--- begin ---
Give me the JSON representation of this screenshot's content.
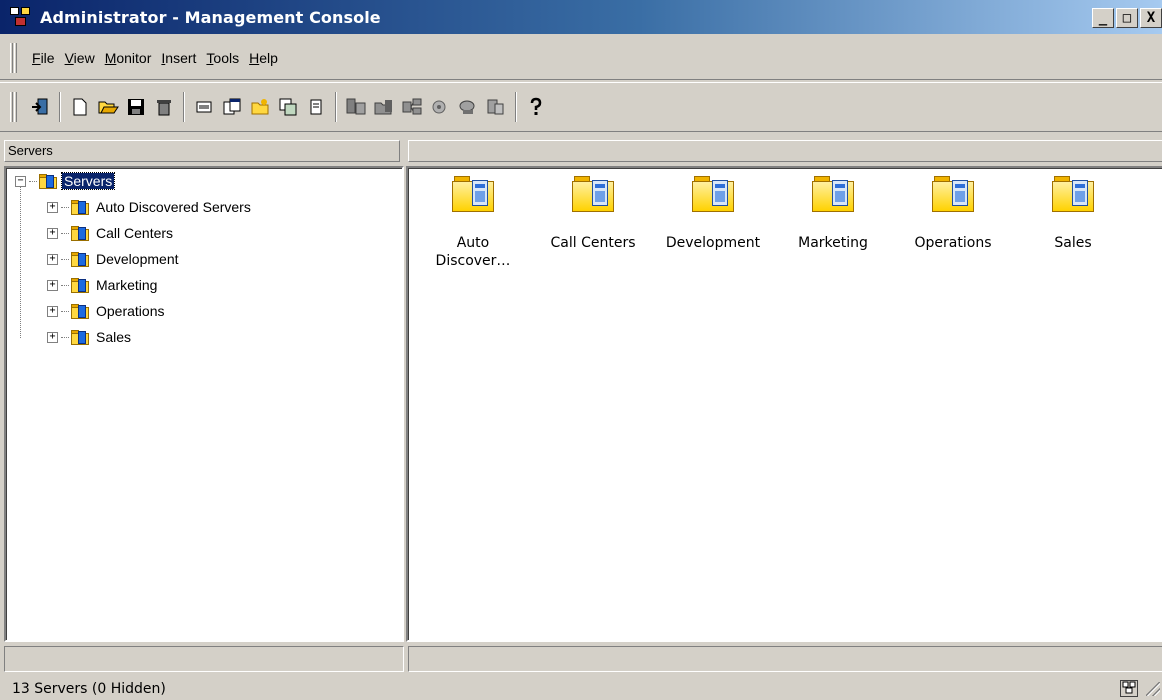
{
  "window": {
    "title": "Administrator - Management Console",
    "minimize_glyph": "_",
    "maximize_glyph": "□",
    "close_glyph": "X"
  },
  "menu": [
    {
      "label_u": "F",
      "label_rest": "ile"
    },
    {
      "label_u": "V",
      "label_rest": "iew"
    },
    {
      "label_u": "M",
      "label_rest": "onitor"
    },
    {
      "label_u": "I",
      "label_rest": "nsert"
    },
    {
      "label_u": "T",
      "label_rest": "ools"
    },
    {
      "label_u": "H",
      "label_rest": "elp"
    }
  ],
  "toolbar": {
    "icons": [
      "exit-icon",
      "new-icon",
      "open-icon",
      "save-icon",
      "delete-icon",
      "properties-icon",
      "new-window-icon",
      "new-folder-icon",
      "copy-icon",
      "view-icon",
      "server-icon",
      "folder-server-icon",
      "network-icon",
      "monitor-icon",
      "console-icon",
      "refresh-icon",
      "help-icon"
    ]
  },
  "tree": {
    "header": "Servers",
    "root": {
      "label": "Servers",
      "expander": "−"
    },
    "children": [
      {
        "label": "Auto Discovered Servers",
        "expander": "+"
      },
      {
        "label": "Call Centers",
        "expander": "+"
      },
      {
        "label": "Development",
        "expander": "+"
      },
      {
        "label": "Marketing",
        "expander": "+"
      },
      {
        "label": "Operations",
        "expander": "+"
      },
      {
        "label": "Sales",
        "expander": "+"
      }
    ]
  },
  "list": {
    "items": [
      {
        "line1": "Auto",
        "line2": "Discover…"
      },
      {
        "line1": "Call Centers",
        "line2": ""
      },
      {
        "line1": "Development",
        "line2": ""
      },
      {
        "line1": "Marketing",
        "line2": ""
      },
      {
        "line1": "Operations",
        "line2": ""
      },
      {
        "line1": "Sales",
        "line2": ""
      }
    ]
  },
  "status": {
    "text": "13 Servers (0 Hidden)"
  }
}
--- end ---
## Your goal:
Retype each entry precisely. Skip images entirely.

## Exercise result:
Give me the JSON representation of this screenshot's content.
{
  "window": {
    "title": "Administrator - Management Console",
    "minimize_glyph": "_",
    "maximize_glyph": "□",
    "close_glyph": "X"
  },
  "menu": [
    {
      "label_u": "F",
      "label_rest": "ile"
    },
    {
      "label_u": "V",
      "label_rest": "iew"
    },
    {
      "label_u": "M",
      "label_rest": "onitor"
    },
    {
      "label_u": "I",
      "label_rest": "nsert"
    },
    {
      "label_u": "T",
      "label_rest": "ools"
    },
    {
      "label_u": "H",
      "label_rest": "elp"
    }
  ],
  "toolbar": {
    "icons": [
      "exit-icon",
      "new-icon",
      "open-icon",
      "save-icon",
      "delete-icon",
      "properties-icon",
      "new-window-icon",
      "new-folder-icon",
      "copy-icon",
      "view-icon",
      "server-icon",
      "folder-server-icon",
      "network-icon",
      "monitor-icon",
      "console-icon",
      "refresh-icon",
      "help-icon"
    ]
  },
  "tree": {
    "header": "Servers",
    "root": {
      "label": "Servers",
      "expander": "−"
    },
    "children": [
      {
        "label": "Auto Discovered Servers",
        "expander": "+"
      },
      {
        "label": "Call Centers",
        "expander": "+"
      },
      {
        "label": "Development",
        "expander": "+"
      },
      {
        "label": "Marketing",
        "expander": "+"
      },
      {
        "label": "Operations",
        "expander": "+"
      },
      {
        "label": "Sales",
        "expander": "+"
      }
    ]
  },
  "list": {
    "items": [
      {
        "line1": "Auto",
        "line2": "Discover…"
      },
      {
        "line1": "Call Centers",
        "line2": ""
      },
      {
        "line1": "Development",
        "line2": ""
      },
      {
        "line1": "Marketing",
        "line2": ""
      },
      {
        "line1": "Operations",
        "line2": ""
      },
      {
        "line1": "Sales",
        "line2": ""
      }
    ]
  },
  "status": {
    "text": "13 Servers (0 Hidden)"
  }
}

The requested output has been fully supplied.